%%
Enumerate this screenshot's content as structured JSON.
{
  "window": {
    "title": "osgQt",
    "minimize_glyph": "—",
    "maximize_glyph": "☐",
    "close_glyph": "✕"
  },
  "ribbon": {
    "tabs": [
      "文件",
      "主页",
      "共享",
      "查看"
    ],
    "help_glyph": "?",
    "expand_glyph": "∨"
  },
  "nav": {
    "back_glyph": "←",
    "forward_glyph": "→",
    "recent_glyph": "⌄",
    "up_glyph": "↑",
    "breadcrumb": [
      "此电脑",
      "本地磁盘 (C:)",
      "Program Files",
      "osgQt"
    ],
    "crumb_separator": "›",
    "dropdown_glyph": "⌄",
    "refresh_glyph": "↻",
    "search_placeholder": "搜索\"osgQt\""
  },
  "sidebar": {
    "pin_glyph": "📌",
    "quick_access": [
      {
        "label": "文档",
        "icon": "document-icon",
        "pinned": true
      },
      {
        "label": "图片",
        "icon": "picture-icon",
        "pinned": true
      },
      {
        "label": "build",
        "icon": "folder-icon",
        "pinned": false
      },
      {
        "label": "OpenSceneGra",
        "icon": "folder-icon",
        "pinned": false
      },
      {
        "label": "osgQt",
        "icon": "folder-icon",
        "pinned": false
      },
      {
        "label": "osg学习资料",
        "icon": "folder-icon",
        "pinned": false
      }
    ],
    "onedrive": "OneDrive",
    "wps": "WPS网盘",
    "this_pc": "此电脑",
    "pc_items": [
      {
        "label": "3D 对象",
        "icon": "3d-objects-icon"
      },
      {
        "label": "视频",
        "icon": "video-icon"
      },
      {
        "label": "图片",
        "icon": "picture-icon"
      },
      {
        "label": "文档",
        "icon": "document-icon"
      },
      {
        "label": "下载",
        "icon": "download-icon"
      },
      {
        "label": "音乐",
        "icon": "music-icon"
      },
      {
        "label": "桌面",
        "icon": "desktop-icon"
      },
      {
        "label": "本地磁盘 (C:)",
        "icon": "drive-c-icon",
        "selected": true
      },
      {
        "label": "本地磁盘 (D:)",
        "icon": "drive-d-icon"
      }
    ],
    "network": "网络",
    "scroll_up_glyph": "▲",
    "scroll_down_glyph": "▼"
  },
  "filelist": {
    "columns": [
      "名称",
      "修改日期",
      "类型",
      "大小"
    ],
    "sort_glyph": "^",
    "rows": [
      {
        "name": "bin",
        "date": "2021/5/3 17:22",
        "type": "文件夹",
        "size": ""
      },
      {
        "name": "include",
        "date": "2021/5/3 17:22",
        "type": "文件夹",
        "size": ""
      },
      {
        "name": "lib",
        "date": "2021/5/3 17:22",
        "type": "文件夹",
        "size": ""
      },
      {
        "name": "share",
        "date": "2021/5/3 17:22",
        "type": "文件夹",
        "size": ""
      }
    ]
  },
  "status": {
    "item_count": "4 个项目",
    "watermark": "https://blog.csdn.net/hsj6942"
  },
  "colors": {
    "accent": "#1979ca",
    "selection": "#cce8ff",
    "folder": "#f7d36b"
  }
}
%%
- **Objective**: Copy out every line of the material above that mentions the word "osgQt".

- **Task result**:
    "title": "osgQt",
      "osgQt"
    "search_placeholder": "搜索\"osgQt\""
        "label": "osgQt",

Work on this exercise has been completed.